> [SHORT PROBLEM]: Copy all the entries below exactly, but not the pictures.

(Saved entries)
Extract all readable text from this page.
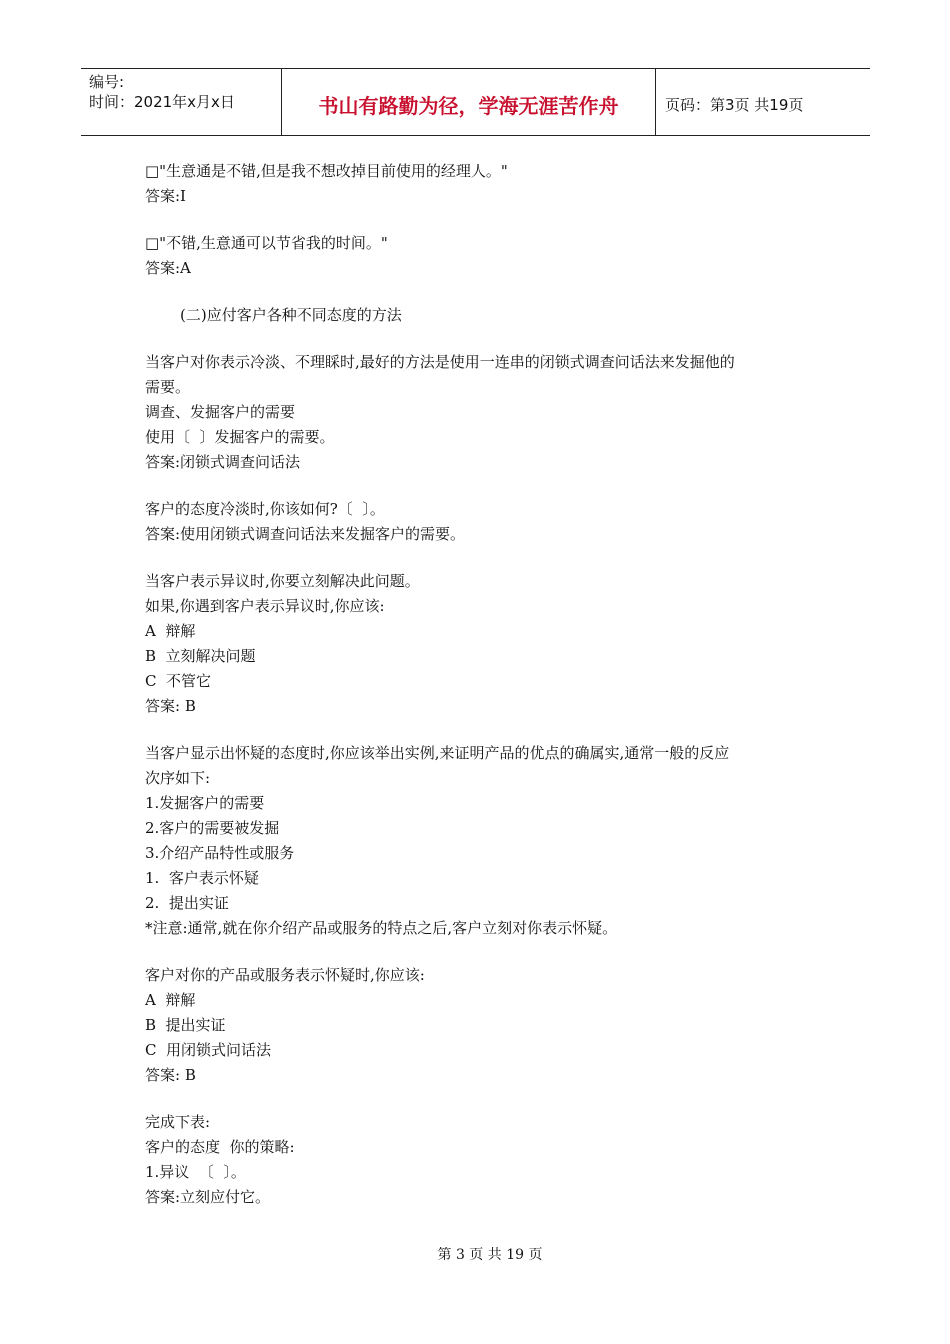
编号:
时间：2021年x月x日	书山有路勤为径，学海无涯苦作舟	页码：第3页 共19页

□"生意通是不错,但是我不想改掉目前使用的经理人。"

答案:I

□"不错,生意通可以节省我的时间。"

答案:A

(二)应付客户各种不同态度的方法

当客户对你表示冷淡、不理睬时,最好的方法是使用一连串的闭锁式调查问话法来发掘他的

需要。

调查、发掘客户的需要

使用〔  〕发掘客户的需要。

答案:闭锁式调查问话法

客户的态度冷淡时,你该如何?〔  〕。

答案:使用闭锁式调查问话法来发掘客户的需要。

当客户表示异议时,你要立刻解决此问题。

如果,你遇到客户表示异议时,你应该:

A  辩解

B  立刻解决问题

C  不管它

答案: B

当客户显示出怀疑的态度时,你应该举出实例,来证明产品的优点的确属实,通常一般的反应

次序如下:

1.发掘客户的需要

2.客户的需要被发掘

3.介绍产品特性或服务

1.  客户表示怀疑

2.  提出实证

*注意:通常,就在你介绍产品或服务的特点之后,客户立刻对你表示怀疑。

客户对你的产品或服务表示怀疑时,你应该:

A  辩解

B  提出实证

C  用闭锁式问话法

答案: B

完成下表:

客户的态度  你的策略:

1.异议  〔  〕。

答案:立刻应付它。

第 3 页 共 19 页
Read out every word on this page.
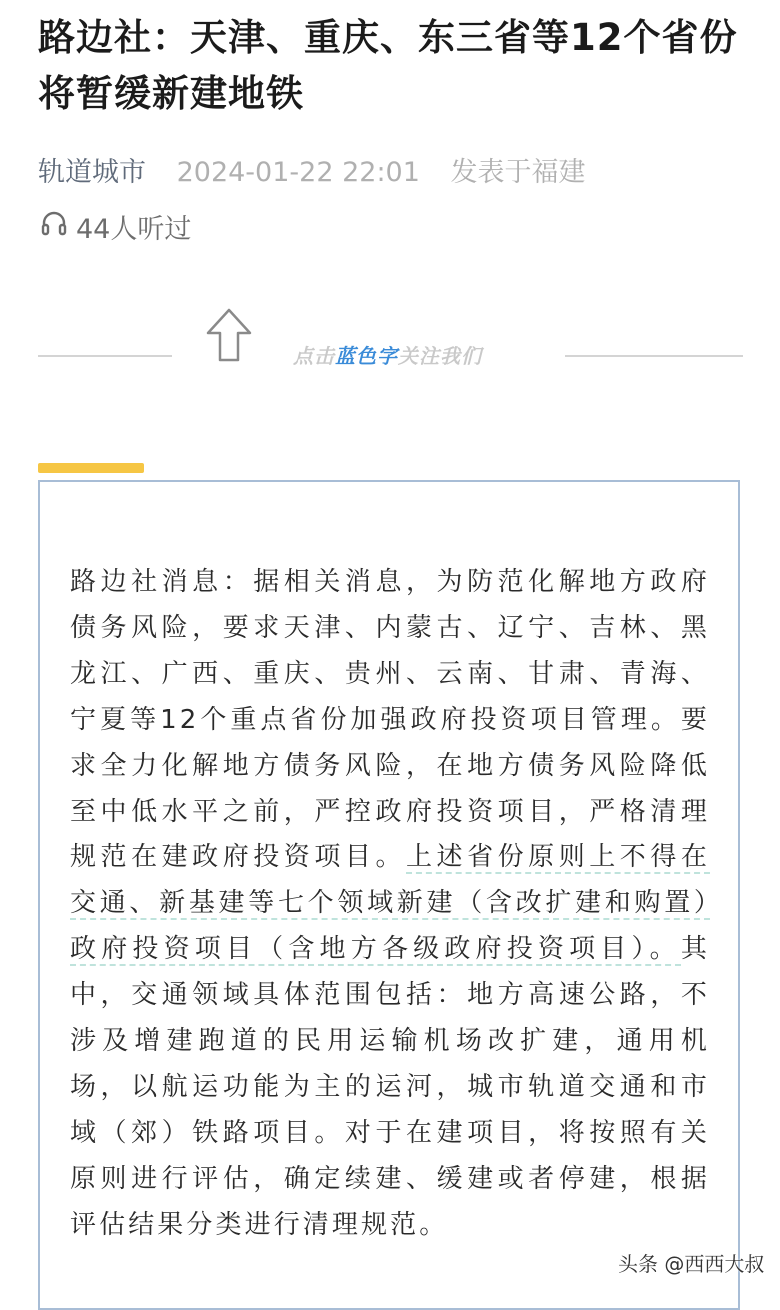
路边社：天津、重庆、东三省等12个省份将暂缓新建地铁
轨道城市 2024-01-22 22:01 发表于福建
44人听过
点击蓝色字关注我们

路边社消息：据相关消息，为防范化解地方政府债务风险，要求天津、内蒙古、辽宁、吉林、黑龙江、广西、重庆、贵州、云南、甘肃、青海、宁夏等12个重点省份加强政府投资项目管理。要求全力化解地方债务风险，在地方债务风险降低至中低水平之前，严控政府投资项目，严格清理规范在建政府投资项目。上述省份原则上不得在交通、新基建等七个领域新建（含改扩建和购置）政府投资项目（含地方各级政府投资项目）。其中，交通领域具体范围包括：地方高速公路，不涉及增建跑道的民用运输机场改扩建，通用机场，以航运功能为主的运河，城市轨道交通和市域（郊）铁路项目。对于在建项目，将按照有关原则进行评估，确定续建、缓建或者停建，根据评估结果分类进行清理规范。

头条 @西西大叔
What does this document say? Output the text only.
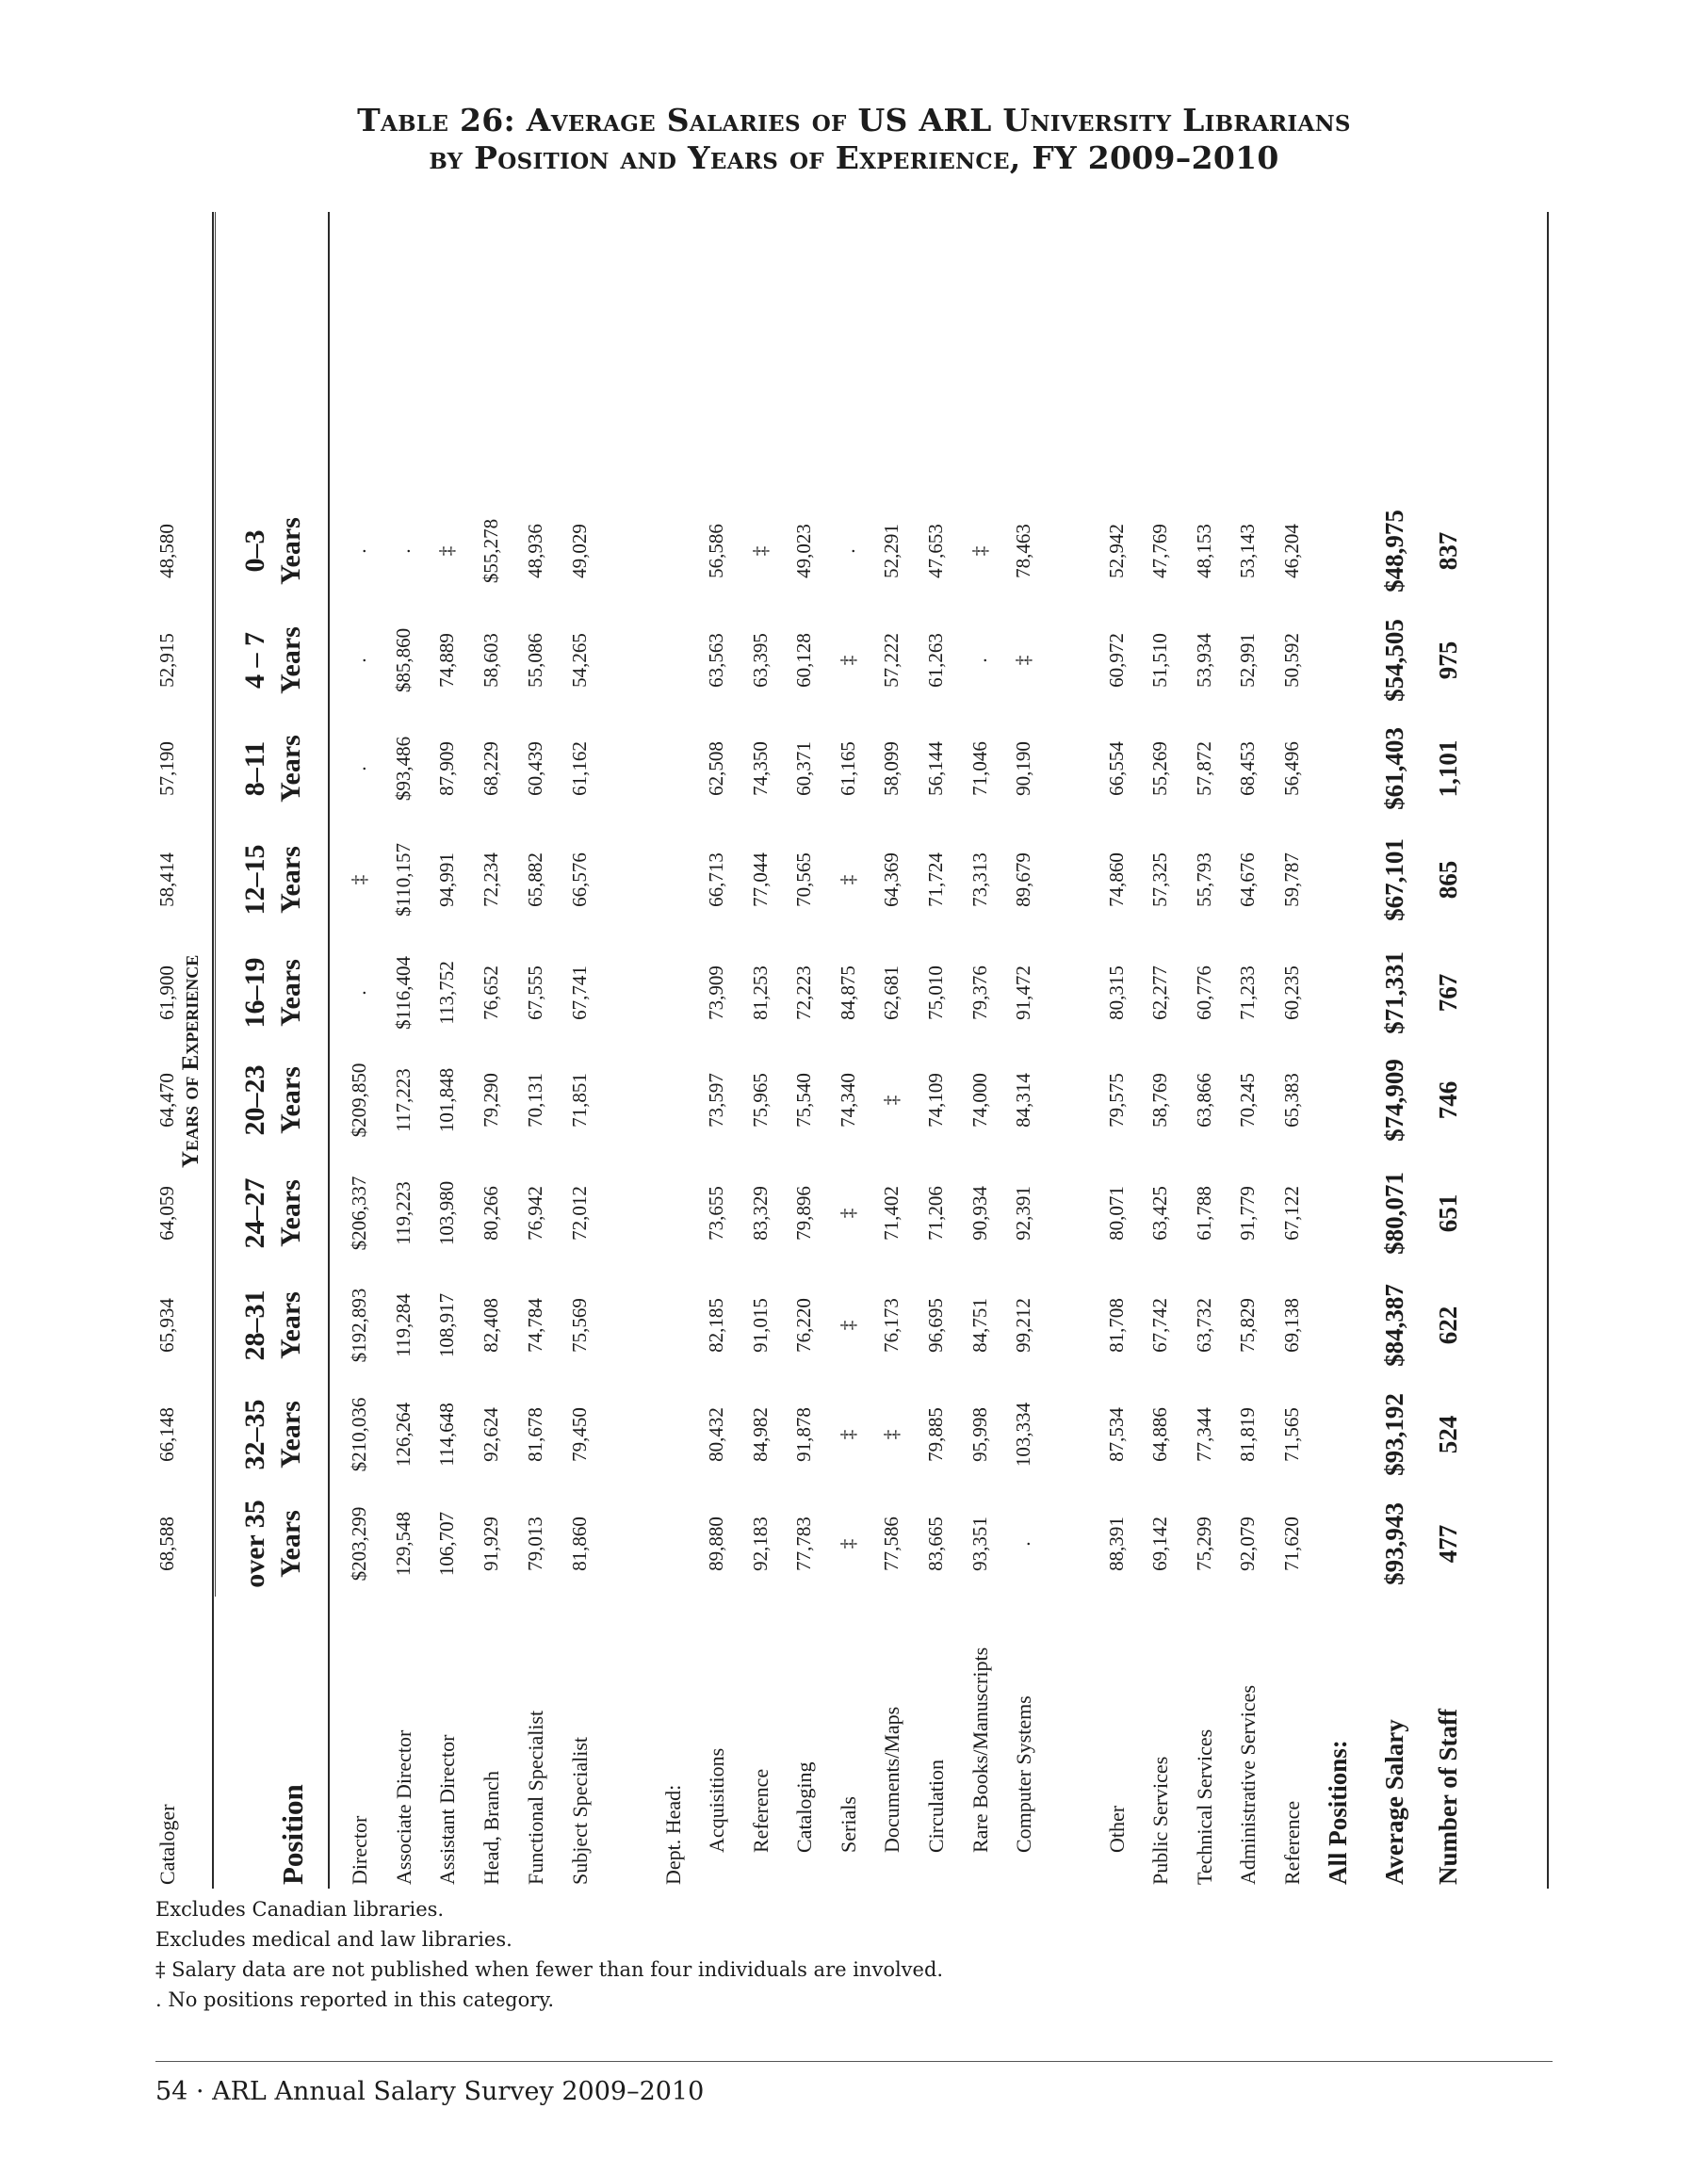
Table 26: Average Salaries of US ARL University Librarians
by Position and Years of Experience, FY 2009–2010
Years of Experience
Position
0–3 Years
4 – 7 Years
8–11 Years
12–15 Years
16–19 Years
20–23 Years
24–27 Years
28–31 Years
32–35 Years
over 35 Years
Director
.
.
.
‡
.
$209,850
$206,337
$192,893
$210,036
$203,299
Associate Director
.
$85,860
$93,486
$110,157
$116,404
117,223
119,223
119,284
126,264
129,548
Assistant Director
‡
74,889
87,909
94,991
113,752
101,848
103,980
108,917
114,648
106,707
Head, Branch
$55,278
58,603
68,229
72,234
76,652
79,290
80,266
82,408
92,624
91,929
Functional Specialist
48,936
55,086
60,439
65,882
67,555
70,131
76,942
74,784
81,678
79,013
Subject Specialist
49,029
54,265
61,162
66,576
67,741
71,851
72,012
75,569
79,450
81,860
Dept. Head: Acquisitions
56,586
63,563
62,508
66,713
73,909
73,597
73,655
82,185
80,432
89,880
Reference
‡
63,395
74,350
77,044
81,253
75,965
83,329
91,015
84,982
92,183
Cataloging
49,023
60,128
60,371
70,565
72,223
75,540
79,896
76,220
91,878
77,783
Serials
.
‡
61,165
‡
84,875
74,340
‡
‡
‡
‡
Documents/Maps
52,291
57,222
58,099
64,369
62,681
‡
71,402
76,173
‡
77,586
Circulation
47,653
61,263
56,144
71,724
75,010
74,109
71,206
96,695
79,885
83,665
Rare Books/Manuscripts
‡
.
71,046
73,313
79,376
74,000
90,934
84,751
95,998
93,351
Computer Systems
78,463
‡
90,190
89,679
91,472
84,314
92,391
99,212
103,334
.
Other
52,942
60,972
66,554
74,860
80,315
79,575
80,071
81,708
87,534
88,391
Public Services
47,769
51,510
55,269
57,325
62,277
58,769
63,425
67,742
64,886
69,142
Technical Services
48,153
53,934
57,872
55,793
60,776
63,866
61,788
63,732
77,344
75,299
Administrative Services
53,143
52,991
68,453
64,676
71,233
70,245
91,779
75,829
81,819
92,079
Reference
46,204
50,592
56,496
59,787
60,235
65,383
67,122
69,138
71,565
71,620
Cataloger
48,580
52,915
57,190
58,414
61,900
64,470
64,059
65,934
66,148
68,588
All Positions: Average Salary Number of Staff
$48,975
$54,505
$61,403
$67,101
$71,331
$74,909
$80,071
$84,387
$93,192
$93,943
837
975
1,101
865
767
746
651
622
524
477
Excludes Canadian libraries.
Excludes medical and law libraries.
‡ Salary data are not published when fewer than four individuals are involved.
. No positions reported in this category.
54 · ARL Annual Salary Survey 2009–2010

> [WORKED SOLUTION]:
Extract all readable text from this page.
编号:
时间：2021年x月x日	书山有路勤为径，学海无涯苦作舟	页码：第3页 共19页

□"生意通是不错,但是我不想改掉目前使用的经理人。"

答案:I

□"不错,生意通可以节省我的时间。"

答案:A

(二)应付客户各种不同态度的方法

当客户对你表示冷淡、不理睬时,最好的方法是使用一连串的闭锁式调查问话法来发掘他的

需要。

调查、发掘客户的需要

使用〔  〕发掘客户的需要。

答案:闭锁式调查问话法

客户的态度冷淡时,你该如何?〔  〕。

答案:使用闭锁式调查问话法来发掘客户的需要。

当客户表示异议时,你要立刻解决此问题。

如果,你遇到客户表示异议时,你应该:

A  辩解

B  立刻解决问题

C  不管它

答案: B

当客户显示出怀疑的态度时,你应该举出实例,来证明产品的优点的确属实,通常一般的反应

次序如下:

1.发掘客户的需要

2.客户的需要被发掘

3.介绍产品特性或服务

1.  客户表示怀疑

2.  提出实证

*注意:通常,就在你介绍产品或服务的特点之后,客户立刻对你表示怀疑。

客户对你的产品或服务表示怀疑时,你应该:

A  辩解

B  提出实证

C  用闭锁式问话法

答案: B

完成下表:

客户的态度  你的策略:

1.异议  〔  〕。

答案:立刻应付它。

第 3 页 共 19 页
Read out every word on this page.
路边社：天津、重庆、东三省等12个省份将暂缓新建地铁
轨道城市 2024-01-22 22:01 发表于福建
44人听过
点击蓝色字关注我们

路边社消息：据相关消息，为防范化解地方政府债务风险，要求天津、内蒙古、辽宁、吉林、黑龙江、广西、重庆、贵州、云南、甘肃、青海、宁夏等12个重点省份加强政府投资项目管理。要求全力化解地方债务风险，在地方债务风险降低至中低水平之前，严控政府投资项目，严格清理规范在建政府投资项目。上述省份原则上不得在交通、新基建等七个领域新建（含改扩建和购置）政府投资项目（含地方各级政府投资项目）。其中，交通领域具体范围包括：地方高速公路，不涉及增建跑道的民用运输机场改扩建，通用机场，以航运功能为主的运河，城市轨道交通和市域（郊）铁路项目。对于在建项目，将按照有关原则进行评估，确定续建、缓建或者停建，根据评估结果分类进行清理规范。

头条 @西西大叔
What does this document say? Output the text only.
Table 26: Average Salaries of US ARL University Librarians
by Position and Years of Experience, FY 2009–2010
Years of Experience
Position
0–3 Years
4 – 7 Years
8–11 Years
12–15 Years
16–19 Years
20–23 Years
24–27 Years
28–31 Years
32–35 Years
over 35 Years
Director
.
.
.
‡
.
$209,850
$206,337
$192,893
$210,036
$203,299
Associate Director
.
$85,860
$93,486
$110,157
$116,404
117,223
119,223
119,284
126,264
129,548
Assistant Director
‡
74,889
87,909
94,991
113,752
101,848
103,980
108,917
114,648
106,707
Head, Branch
$55,278
58,603
68,229
72,234
76,652
79,290
80,266
82,408
92,624
91,929
Functional Specialist
48,936
55,086
60,439
65,882
67,555
70,131
76,942
74,784
81,678
79,013
Subject Specialist
49,029
54,265
61,162
66,576
67,741
71,851
72,012
75,569
79,450
81,860
Dept. Head: Acquisitions
56,586
63,563
62,508
66,713
73,909
73,597
73,655
82,185
80,432
89,880
Reference
‡
63,395
74,350
77,044
81,253
75,965
83,329
91,015
84,982
92,183
Cataloging
49,023
60,128
60,371
70,565
72,223
75,540
79,896
76,220
91,878
77,783
Serials
.
‡
61,165
‡
84,875
74,340
‡
‡
‡
‡
Documents/Maps
52,291
57,222
58,099
64,369
62,681
‡
71,402
76,173
‡
77,586
Circulation
47,653
61,263
56,144
71,724
75,010
74,109
71,206
96,695
79,885
83,665
Rare Books/Manuscripts
‡
.
71,046
73,313
79,376
74,000
90,934
84,751
95,998
93,351
Computer Systems
78,463
‡
90,190
89,679
91,472
84,314
92,391
99,212
103,334
.
Other
52,942
60,972
66,554
74,860
80,315
79,575
80,071
81,708
87,534
88,391
Public Services
47,769
51,510
55,269
57,325
62,277
58,769
63,425
67,742
64,886
69,142
Technical Services
48,153
53,934
57,872
55,793
60,776
63,866
61,788
63,732
77,344
75,299
Administrative Services
53,143
52,991
68,453
64,676
71,233
70,245
91,779
75,829
81,819
92,079
Reference
46,204
50,592
56,496
59,787
60,235
65,383
67,122
69,138
71,565
71,620
Cataloger
48,580
52,915
57,190
58,414
61,900
64,470
64,059
65,934
66,148
68,588
All Positions: Average Salary Number of Staff
$48,975
$54,505
$61,403
$67,101
$71,331
$74,909
$80,071
$84,387
$93,192
$93,943
837
975
1,101
865
767
746
651
622
524
477
Excludes Canadian libraries.
Excludes medical and law libraries.
‡ Salary data are not published when fewer than four individuals are involved.
. No positions reported in this category.
54 · ARL Annual Salary Survey 2009–2010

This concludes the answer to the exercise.